• Problem: Read the data, and whenever a line holds the word "atau", report that line.

Segment Open

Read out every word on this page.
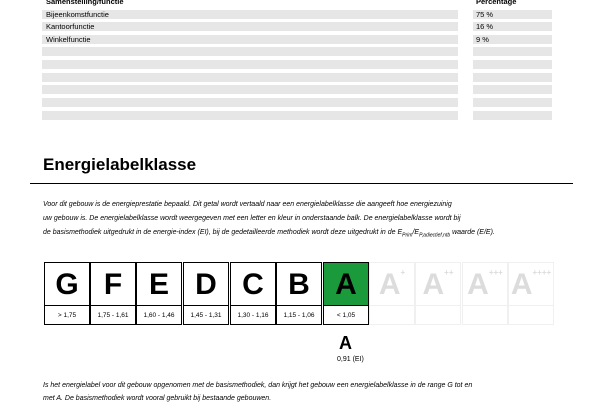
Samenstelling/functie	Percentage
Bijeenkomstfunctie	75 %
Kantoorfunctie	16 %
Winkelfunctie	9 %
Energielabelklasse

Voor dit gebouw is de energieprestatie bepaald. Dit getal wordt vertaald naar een energielabelklasse die aangeeft hoe energiezuinig

uw gebouw is. De energielabelklasse wordt weergegeven met een letter en kleur in onderstaande balk. De energielabelklasse wordt bij

de basismethodiek uitgedrukt in de energie-index (EI), bij de gedetailleerde methodiek wordt deze uitgedrukt in de $E_{Prim}/E_{P,adiectief,ntb}$ waarde (E/E).

G
> 1,75
F
1,75 - 1,61
E
1,60 - 1,46
D
1,45 - 1,31
C
1,30 - 1,16
B
1,15 - 1,06
A
< 1,05
A+ A++ A+++ A++++
A
0,91 (EI)

Is het energielabel voor dit gebouw opgenomen met de basismethodiek, dan krijgt het gebouw een energielabelklasse in de range G tot en

met A. De basismethodiek wordt vooral gebruikt bij bestaande gebouwen.
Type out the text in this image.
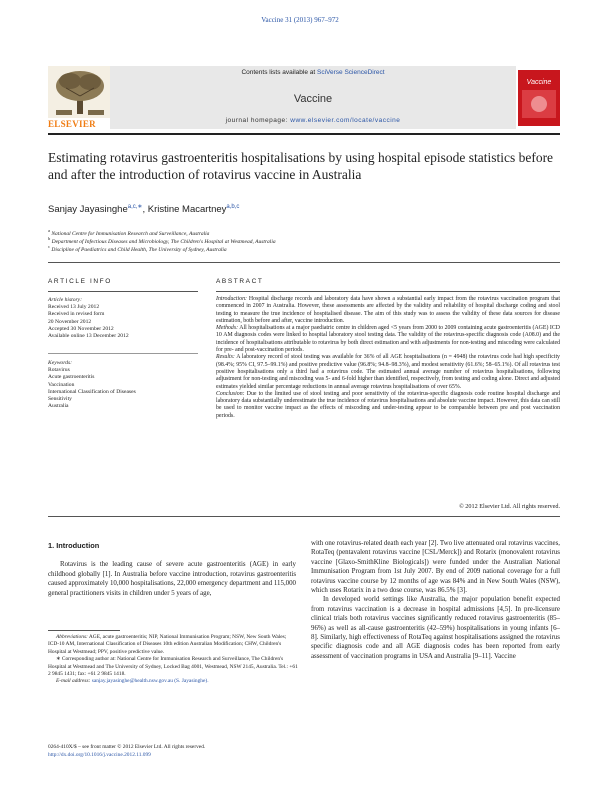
Vaccine 31 (2013) 967–972
ELSEVIER
Contents lists available at SciVerse ScienceDirect
Vaccine
journal homepage: www.elsevier.com/locate/vaccine
Vaccine
Estimating rotavirus gastroenteritis hospitalisations by using hospital episode statistics before and after the introduction of rotavirus vaccine in Australia
Sanjay Jayasinghe$^{a,c,∗}$, Kristine Macartney$^{a,b,c}$
$^a$ National Centre for Immunisation Research and Surveillance, Australia
$^b$ Department of Infectious Diseases and Microbiology, The Children's Hospital at Westmead, Australia
$^c$ Discipline of Paediatrics and Child Health, The University of Sydney, Australia
ARTICLE INFO	ABSTRACT
Article history:
Received 13 July 2012
Received in revised form
20 November 2012
Accepted 30 November 2012
Available online 13 December 2012
Keywords:
Rotavirus
Acute gastroenteritis
Vaccination
International Classification of Diseases
Sensitivity
Australia

Introduction: Hospital discharge records and laboratory data have shown a substantial early impact from the rotavirus vaccination program that commenced in 2007 in Australia. However, these assessments are affected by the validity and reliability of hospital discharge coding and stool testing to measure the true incidence of hospitalised disease. The aim of this study was to assess the validity of these data sources for disease estimation, both before and after, vaccine introduction.

Methods: All hospitalisations at a major paediatric centre in children aged <5 years from 2000 to 2009 containing acute gastroenteritis (AGE) ICD 10 AM diagnosis codes were linked to hospital laboratory stool testing data. The validity of the rotavirus-specific diagnosis code (A08.0) and the incidence of hospitalisations attributable to rotavirus by both direct estimation and with adjustments for non-testing and miscoding were calculated for pre- and post-vaccination periods.

Results: A laboratory record of stool testing was available for 36% of all AGE hospitalisations (n = 4948) the rotavirus code had high specificity (98.4%; 95% CI, 97.5–99.1%) and positive predictive value (96.8%; 94.8–98.3%), and modest sensitivity (61.6%; 58–65.1%). Of all rotavirus test positive hospitalisations only a third had a rotavirus code. The estimated annual average number of rotavirus hospitalisations, following adjustment for non-testing and miscoding was 5- and 6-fold higher than identified, respectively, from testing and coding alone. Direct and adjusted estimates yielded similar percentage reductions in annual average rotavirus hospitalisations of over 65%.

Conclusion: Due to the limited use of stool testing and poor sensitivity of the rotavirus-specific diagnosis code routine hospital discharge and laboratory data substantially underestimate the true incidence of rotavirus hospitalisations and absolute vaccine impact. However, this data can still be used to monitor vaccine impact as the effects of miscoding and under-testing appear to be comparable between pre and post vaccination periods.

© 2012 Elsevier Ltd. All rights reserved.
1. Introduction

Rotavirus is the leading cause of severe acute gastroenteritis (AGE) in early childhood globally [1]. In Australia before vaccine introduction, rotavirus gastroenteritis caused approximately 10,000 hospitalisations, 22,000 emergency department and 115,000 general practitioners visits in children under 5 years of age,

with one rotavirus-related death each year [2]. Two live attenuated oral rotavirus vaccines, RotaTeq (pentavalent rotavirus vaccine [CSL/Merck]) and Rotarix (monovalent rotavirus vaccine [Glaxo-SmithKline Biologicals]) were funded under the Australian National Immunisation Program from 1st July 2007. By end of 2009 national coverage for a full rotavirus vaccine course by 12 months of age was 84% and in New South Wales (NSW), which uses Rotarix in a two dose course, was 86.5% [3].

In developed world settings like Australia, the major population benefit expected from rotavirus vaccination is a decrease in hospital admissions [4,5]. In pre-licensure clinical trials both rotavirus vaccines significantly reduced rotavirus gastroenteritis (85–96%) as well as all-cause gastroenteritis (42–59%) hospitalisations in young infants [6–8]. Similarly, high effectiveness of RotaTeq against hospitalisations assigned the rotavirus specific diagnosis code and all AGE diagnosis codes has been reported from early assessment of vaccination programs in USA and Australia [9–11]. Vaccine

Abbreviations: AGE, acute gastroenteritis; NIP, National Immunisation Program; NSW, New South Wales; ICD-10 AM, International Classification of Diseases 10th edition Australian Modification; CHW, Children's Hospital at Westmead; PPV, positive predictive value.

∗ Corresponding author at: National Centre for Immunisation Research and Surveillance, The Children's Hospital at Westmead and The University of Sydney, Locked Bag 4001, Westmead, NSW 2145, Australia. Tel.: +61 2 9845 1431; fax: +61 2 9845 1418.

E-mail address: sanjay.jayasinghe@health.nsw.gov.au (S. Jayasinghe).

0264-410X/$ – see front matter © 2012 Elsevier Ltd. All rights reserved.
http://dx.doi.org/10.1016/j.vaccine.2012.11.099
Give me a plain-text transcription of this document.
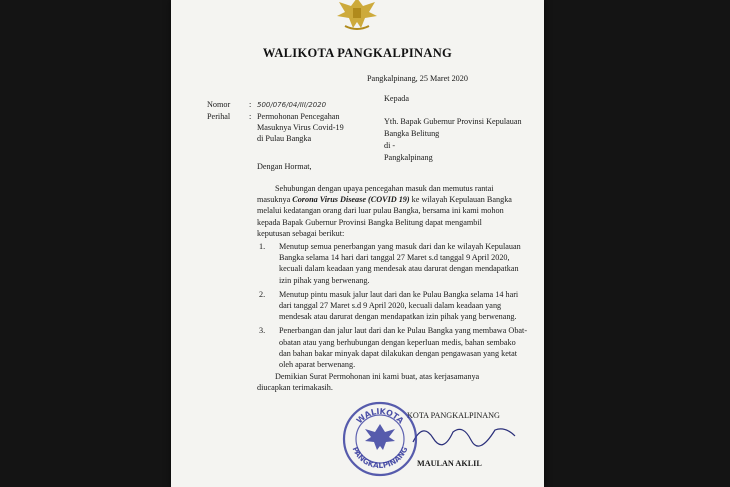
WALIKOTA PANGKALPINANG
Pangkalpinang, 25 Maret 2020
Kepada
Yth. Bapak Gubernur Provinsi Kepulauan
Bangka Belitung
di -
Pangkalpinang
Nomor : 500/076/04/III/2020
Perihal : Permohonan Pencegahan
Masuknya Virus Covid-19
di Pulau Bangka
Dengan Hormat,
Sehubungan dengan upaya pencegahan masuk dan memutus rantai
masuknya Corona Virus Disease (COVID 19) ke wilayah Kepulauan Bangka
melalui kedatangan orang dari luar pulau Bangka, bersama ini kami mohon
kepada Bapak Gubernur Provinsi Bangka Belitung dapat mengambil
keputusan sebagai berikut:
1. Menutup semua penerbangan yang masuk dari dan ke wilayah Kepulauan
Bangka selama 14 hari dari tanggal 27 Maret s.d tanggal 9 April 2020,
kecuali dalam keadaan yang mendesak atau darurat dengan mendapatkan
izin pihak yang berwenang.
2. Menutup pintu masuk jalur laut dari dan ke Pulau Bangka selama 14 hari
dari tanggal 27 Maret s.d 9 April 2020, kecuali dalam keadaan yang
mendesak atau darurat dengan mendapatkan izin pihak yang berwenang.
3. Penerbangan dan jalur laut dari dan ke Pulau Bangka yang membawa Obat-
obatan atau yang berhubungan dengan keperluan medis, bahan sembako
dan bahan bakar minyak dapat dilakukan dengan pengawasan yang ketat
oleh aparat berwenang.
Demikian Surat Permohonan ini kami buat, atas kerjasamanya
diucapkan terimakasih.
KOTA PANGKALPINANG
MAULAN AKLIL
WALIKOTA
PANGKALPINANG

Segment Closed

• Output of the exercise:
kecuali dalam keadaan yang mendesak atau darurat dengan mendapatkan
mendesak atau darurat dengan mendapatkan izin pihak yang berwenang.
obatan atau yang berhubungan dengan keperluan medis, bahan sembako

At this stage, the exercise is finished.